La Casa Azul (English: The Blue House) is a Spanish indie pop band that combines many of the qualities of 1960s American pop bands like the Beach Boys and 1970s European disco-pop acts like ABBA with clean, clear production reminiscent of Shibuya-kei. This distinctive sound was created by singer and producer Guille Milkyway, who also writes the band's songs. La Casa Azul release their records on the indie-pop label Elefant.

The band virtually consists of five members (David, Virginia, Oscar, Clara and Sergio) who appear in the band's distinctive, retro music videos, though notably do not perform live; instead, Milkyway sings and plays the songs solo at concerts. Milkyway is in fact the sole performer on the records and uses the band "members" (who do not give interviews and whose last names have never been disclosed) in order to project an image. In 2007 when the video of their newest single "La revolución sexual" was released, it was announced that the five members (sometimes called androids) were going to be relegated to some dancing sequences while Milkyway took lead of the band.

**GIVEN REQUEST**
Return the passage about La Casa Azul verbatim between "La Casa Azul (English: The" and "indie-pop label Elefant.", inclusive. The items that follow have no connection to the passage about La Casa Azul.

**EXTRACTED ENTRIES**
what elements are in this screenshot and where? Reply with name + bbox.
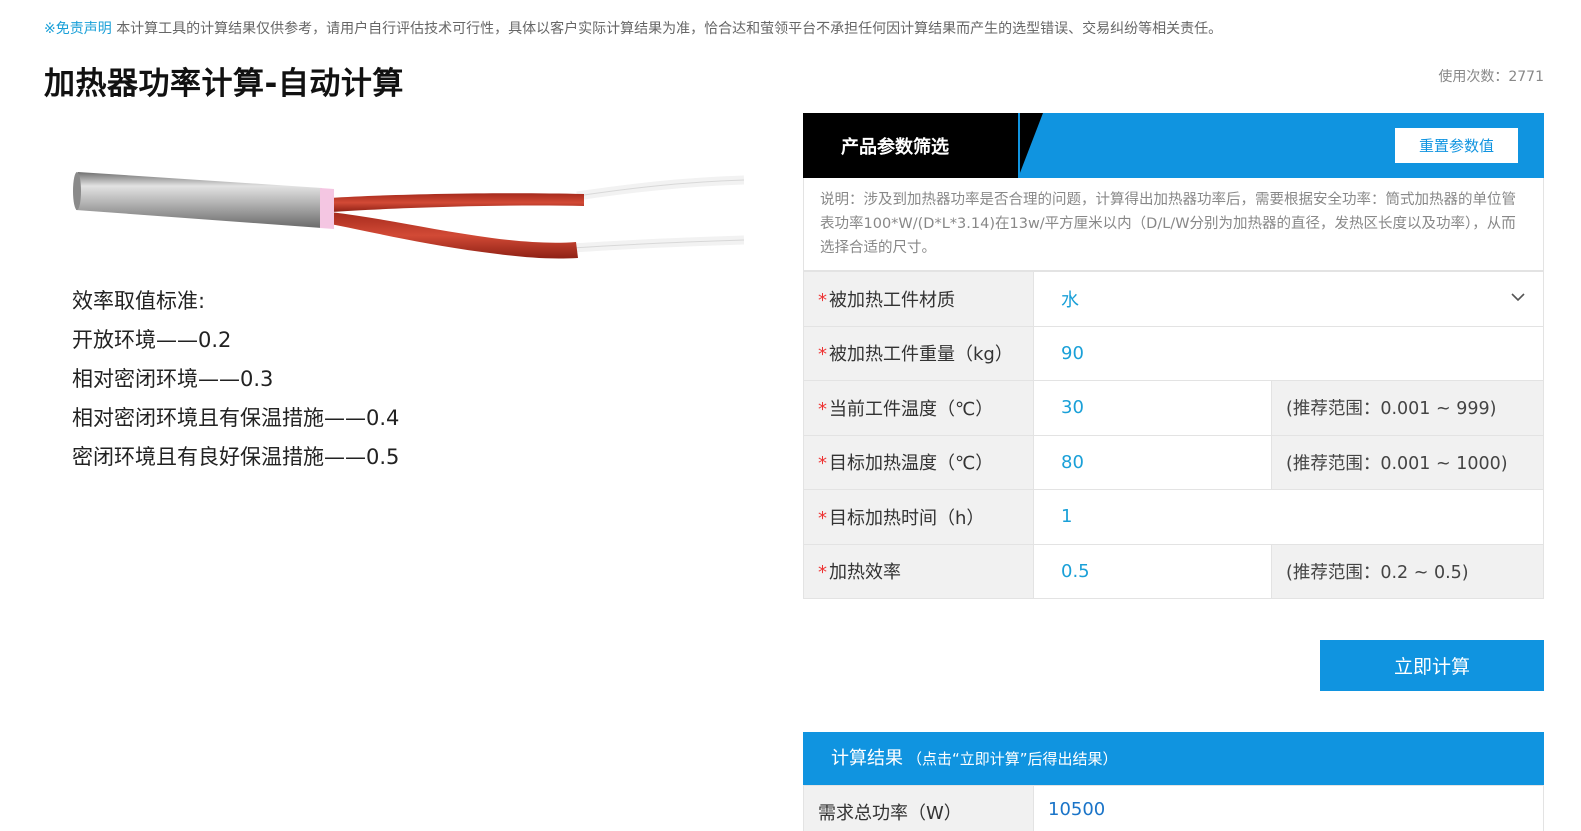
- field-label: * 目标加热温度（℃）: [803, 434, 1034, 490]
- efficiency-item: 相对密闭环境——0.3: [72, 367, 274, 391]
- result-panel: 计算结果 （点击“立即计算”后得出结果） 需求总功率（W） 10500: [803, 732, 1544, 831]
- weight-input[interactable]: 90: [1033, 325, 1544, 381]
- disclaimer-link[interactable]: ※免责声明: [44, 21, 112, 37]
- panel-tab-title: 产品参数筛选: [841, 137, 949, 158]
- page-title: 加热器功率计算-自动计算: [44, 66, 404, 102]
- disclaimer: ※免责声明 本计算工具的计算结果仅供参考，请用户自行评估技术可行性，具体以客户实…: [44, 18, 1222, 38]
- field-label-text: 目标加热温度（℃）: [829, 453, 994, 475]
- required-mark: *: [818, 398, 827, 420]
- required-mark: *: [818, 344, 827, 366]
- result-table: 需求总功率（W） 10500: [803, 785, 1544, 831]
- result-subtitle: （点击“立即计算”后得出结果）: [907, 750, 1118, 768]
- field-label-text: 目标加热时间（h）: [829, 507, 985, 529]
- panel-note: 说明：涉及到加热器功率是否合理的问题，计算得出加热器功率后，需要根据安全功率：筒…: [803, 178, 1544, 271]
- result-value: 10500: [1033, 785, 1544, 831]
- field-label: * 当前工件温度（℃）: [803, 380, 1034, 436]
- efficiency-item: 开放环境——0.2: [72, 328, 232, 352]
- field-label-text: 加热效率: [829, 562, 901, 584]
- result-row: 需求总功率（W） 10500: [803, 785, 1544, 831]
- form-row-efficiency: * 加热效率 0.5 (推荐范围：0.2 ~ 0.5): [803, 543, 1544, 599]
- form-row-material: * 被加热工件材质 水: [803, 271, 1544, 327]
- cartridge-heater-image: [73, 172, 744, 259]
- efficiency-item: 密闭环境且有良好保温措施——0.5: [72, 445, 400, 469]
- field-label-text: 被加热工件材质: [829, 289, 955, 311]
- required-mark: *: [818, 453, 827, 475]
- field-label: * 被加热工件重量（kg）: [803, 325, 1034, 381]
- result-title: 计算结果: [831, 748, 903, 769]
- form-row-target-temp: * 目标加热温度（℃） 80 (推荐范围：0.001 ~ 1000): [803, 434, 1544, 490]
- parameter-panel: 产品参数筛选 重置参数值 说明：涉及到加热器功率是否合理的问题，计算得出加热器功…: [803, 113, 1544, 599]
- efficiency-hint: (推荐范围：0.2 ~ 0.5): [1271, 543, 1544, 599]
- form-row-heating-time: * 目标加热时间（h） 1: [803, 489, 1544, 545]
- chevron-down-icon: [1511, 293, 1525, 302]
- current-temp-hint: (推荐范围：0.001 ~ 999): [1271, 380, 1544, 436]
- field-label: * 被加热工件材质: [803, 271, 1034, 327]
- form-row-weight: * 被加热工件重量（kg） 90: [803, 325, 1544, 381]
- panel-tab-edge: [1018, 113, 1020, 178]
- field-label: * 加热效率: [803, 543, 1034, 599]
- field-label: * 目标加热时间（h）: [803, 489, 1034, 545]
- heating-time-input[interactable]: 1: [1033, 489, 1544, 545]
- result-label: 需求总功率（W）: [803, 785, 1034, 831]
- efficiency-standards: 效率取值标准: 开放环境——0.2 相对密闭环境——0.3 相对密闭环境且有保温…: [72, 282, 399, 477]
- target-temp-input[interactable]: 80: [1033, 434, 1272, 490]
- required-mark: *: [818, 289, 827, 311]
- panel-header: 产品参数筛选 重置参数值: [803, 113, 1544, 178]
- field-label-text: 当前工件温度（℃）: [829, 398, 994, 420]
- reset-button[interactable]: 重置参数值: [1395, 128, 1518, 163]
- efficiency-input[interactable]: 0.5: [1033, 543, 1272, 599]
- field-label-text: 被加热工件重量（kg）: [829, 344, 1013, 366]
- usage-count: 使用次数：2771: [1438, 69, 1544, 85]
- calculate-button[interactable]: 立即计算: [1320, 640, 1544, 691]
- current-temp-input[interactable]: 30: [1033, 380, 1272, 436]
- required-mark: *: [818, 562, 827, 584]
- efficiency-heading: 效率取值标准:: [72, 289, 206, 313]
- material-select-value: 水: [1061, 289, 1079, 311]
- parameter-form: * 被加热工件材质 水 * 被加热工件重量（kg） 90 * 当前工件温度（℃） 30…: [803, 271, 1544, 599]
- result-header: 计算结果 （点击“立即计算”后得出结果）: [803, 732, 1544, 785]
- efficiency-item: 相对密闭环境且有保温措施——0.4: [72, 406, 400, 430]
- disclaimer-text: 本计算工具的计算结果仅供参考，请用户自行评估技术可行性，具体以客户实际计算结果为…: [116, 21, 1223, 37]
- required-mark: *: [818, 507, 827, 529]
- form-row-current-temp: * 当前工件温度（℃） 30 (推荐范围：0.001 ~ 999): [803, 380, 1544, 436]
- target-temp-hint: (推荐范围：0.001 ~ 1000): [1271, 434, 1544, 490]
- material-select[interactable]: 水: [1033, 271, 1544, 327]
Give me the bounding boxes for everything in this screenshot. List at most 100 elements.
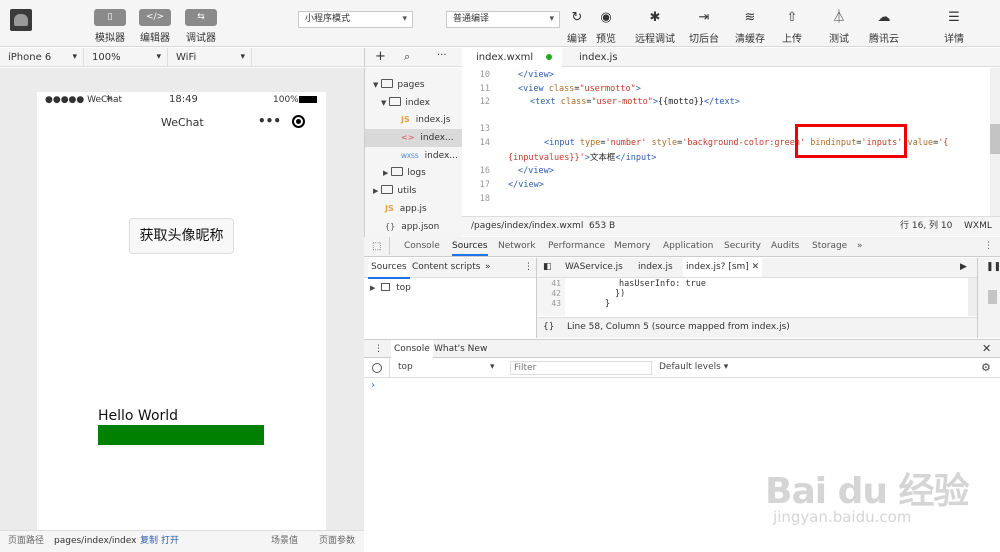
more-tabs-icon[interactable]: » bbox=[485, 258, 491, 277]
debugger-sidebar: ❚❚ bbox=[977, 258, 1000, 338]
cursor-position: 行 16, 列 10 bbox=[900, 221, 953, 231]
get-userinfo-button[interactable]: 获取头像昵称 bbox=[129, 218, 234, 254]
tab-waservice[interactable]: WAService.js bbox=[565, 258, 623, 277]
levels-select[interactable]: Default levels ▾ bbox=[659, 358, 728, 377]
folder-icon bbox=[381, 79, 394, 88]
search-icon[interactable]: ⌕ bbox=[404, 50, 410, 64]
debugger-button[interactable]: ⇆ 调试器 bbox=[177, 9, 225, 44]
simulator-panel: ●●●●● WeChat ≋ 18:49 100% WeChat ••• 获取头… bbox=[0, 68, 364, 530]
compile-mode-select[interactable]: 普通编译 bbox=[446, 11, 560, 28]
tree-folder-utils[interactable]: ▶ utils bbox=[365, 182, 463, 200]
tree-file-app-js[interactable]: JS app.js bbox=[365, 200, 463, 218]
tree-folder-index[interactable]: ▼ index bbox=[365, 94, 463, 112]
tab-index-wxml[interactable]: index.wxml bbox=[462, 48, 562, 67]
sidebar-scrollbar[interactable] bbox=[988, 290, 997, 304]
tree-file-index-wxml[interactable]: <> index... bbox=[365, 129, 463, 147]
details-button[interactable]: ☰ 详情 bbox=[930, 9, 978, 45]
tab-security[interactable]: Security bbox=[724, 237, 761, 256]
page-path-bar: 页面路径 pages/index/index 复制 打开 场景值 页面参数 bbox=[0, 530, 364, 552]
settings-gear-icon[interactable]: ⚙ bbox=[981, 358, 991, 377]
path-label: 页面路径 bbox=[8, 536, 45, 546]
network-select[interactable]: WiFi bbox=[168, 48, 252, 67]
params-button[interactable]: 页面参数 bbox=[319, 531, 355, 552]
more-tabs-icon[interactable]: » bbox=[857, 237, 863, 256]
tab-index-js[interactable]: index.js bbox=[565, 48, 632, 67]
dropdown-arrow-icon: ▾ bbox=[490, 362, 495, 372]
tree-file-index-js[interactable]: JS index.js bbox=[365, 111, 463, 129]
clear-cache-button[interactable]: ≋ 清缓存 bbox=[726, 9, 774, 45]
code-line: </view> bbox=[518, 166, 554, 176]
tab-index-js-src[interactable]: index.js bbox=[638, 258, 673, 277]
format-icon[interactable]: {} bbox=[543, 318, 554, 337]
kebab-menu-icon[interactable]: ⋮ bbox=[984, 237, 993, 256]
tab-console-drawer[interactable]: Console bbox=[391, 340, 433, 358]
battery-label: 100% bbox=[273, 95, 299, 105]
simulator-button[interactable]: ▯ 模拟器 bbox=[86, 9, 134, 44]
close-drawer-icon[interactable]: ✕ bbox=[982, 340, 991, 358]
background-button[interactable]: ⇥ 切后台 bbox=[680, 9, 728, 45]
tab-memory[interactable]: Memory bbox=[614, 237, 651, 256]
code-line: </view> bbox=[518, 70, 554, 80]
close-icon[interactable]: ✕ bbox=[752, 262, 760, 272]
editor-scrollbar[interactable] bbox=[990, 68, 1000, 216]
toggle-navigator-icon[interactable]: ◧ bbox=[543, 258, 552, 277]
mode-select[interactable]: 小程序模式 bbox=[298, 11, 413, 28]
editor-button[interactable]: </> 编辑器 bbox=[131, 9, 179, 44]
close-miniprogram-icon[interactable] bbox=[292, 115, 305, 128]
src-gutter: 41 42 43 bbox=[537, 278, 565, 316]
device-select[interactable]: iPhone 6 bbox=[0, 48, 84, 67]
tab-console[interactable]: Console bbox=[404, 237, 440, 256]
tab-content-scripts[interactable]: Content scripts bbox=[412, 258, 480, 277]
more-icon[interactable]: ••• bbox=[258, 114, 281, 128]
tab-performance[interactable]: Performance bbox=[548, 237, 605, 256]
tree-file-index-wxss[interactable]: WXSS index... bbox=[365, 147, 463, 165]
tab-sources[interactable]: Sources bbox=[452, 237, 488, 256]
code-editor[interactable]: 10 11 12 13 14 16 17 18 </view> <view cl… bbox=[462, 68, 1000, 216]
preview-button[interactable]: ◉ 预览 bbox=[582, 9, 630, 45]
folder-icon bbox=[381, 185, 394, 194]
tab-whats-new[interactable]: What's New bbox=[434, 340, 487, 358]
clear-console-icon[interactable] bbox=[372, 363, 382, 373]
source-file-tabs: ◧ WAService.js index.js index.js? [sm] ✕… bbox=[537, 258, 977, 278]
tab-audits[interactable]: Audits bbox=[771, 237, 799, 256]
zoom-select[interactable]: 100% bbox=[84, 48, 168, 67]
tab-sources-nav[interactable]: Sources bbox=[368, 258, 410, 279]
language-mode[interactable]: WXML bbox=[964, 217, 992, 236]
number-input[interactable] bbox=[98, 425, 264, 445]
path-value: pages/index/index bbox=[54, 536, 137, 546]
expanded-icon: ▼ bbox=[381, 99, 387, 107]
add-icon[interactable]: + bbox=[375, 49, 386, 64]
editor-tabs: index.wxml index.js bbox=[462, 48, 1000, 67]
inspect-icon[interactable]: ⬚ bbox=[372, 237, 381, 256]
js-file-icon: JS bbox=[401, 115, 410, 124]
open-link[interactable]: 打开 bbox=[161, 531, 179, 552]
tree-file-app-json[interactable]: {} app.json bbox=[365, 218, 463, 236]
src-scrollbar[interactable] bbox=[968, 278, 977, 316]
kebab-menu-icon[interactable]: ⋮ bbox=[524, 258, 533, 277]
hello-text: Hello World bbox=[98, 408, 179, 424]
tree-top[interactable]: ▶ top bbox=[370, 283, 411, 293]
tab-index-js-sm[interactable]: index.js? [sm] ✕ bbox=[683, 258, 763, 277]
console-filter-input[interactable] bbox=[510, 361, 652, 375]
code-line: <view class="usermotto"> bbox=[518, 84, 641, 94]
scene-button[interactable]: 场景值 bbox=[271, 531, 298, 552]
code-line: <text class="user-motto">{{motto}}</text… bbox=[530, 97, 740, 107]
kebab-menu-icon[interactable]: ⋮ bbox=[374, 340, 383, 358]
more-icon[interactable]: ··· bbox=[437, 50, 447, 61]
context-select[interactable]: top ▾ bbox=[398, 358, 498, 377]
pause-icon[interactable]: ❚❚ bbox=[986, 262, 1000, 272]
tencent-cloud-button[interactable]: ☁ 腾讯云 bbox=[860, 9, 908, 45]
tree-folder-logs[interactable]: ▶ logs bbox=[365, 164, 463, 182]
upload-button[interactable]: ⇧ 上传 bbox=[768, 9, 816, 45]
remote-debug-button[interactable]: ✱ 远程调试 bbox=[631, 9, 679, 45]
tab-network[interactable]: Network bbox=[498, 237, 536, 256]
test-button[interactable]: ⏃ 测试 bbox=[815, 9, 863, 45]
tab-storage[interactable]: Storage bbox=[812, 237, 847, 256]
copy-link[interactable]: 复制 bbox=[140, 531, 158, 552]
folder-icon bbox=[389, 97, 402, 106]
navigator-tabs: Sources Content scripts » ⋮ bbox=[364, 258, 536, 279]
tree-folder-pages[interactable]: ▼ pages bbox=[365, 76, 463, 94]
tab-application[interactable]: Application bbox=[663, 237, 713, 256]
user-avatar[interactable] bbox=[10, 9, 32, 31]
toggle-debugger-icon[interactable]: ▶ bbox=[960, 258, 967, 277]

**OUTPUT FOR THIS EXERCISE**
La Casa Azul (English: The Blue House) is a Spanish indie pop band that combines many of the qualities of 1960s American pop bands like the Beach Boys and 1970s European disco-pop acts like ABBA with clean, clear production reminiscent of Shibuya-kei. This distinctive sound was created by singer and producer Guille Milkyway, who also writes the band's songs. La Casa Azul release their records on the indie-pop label Elefant.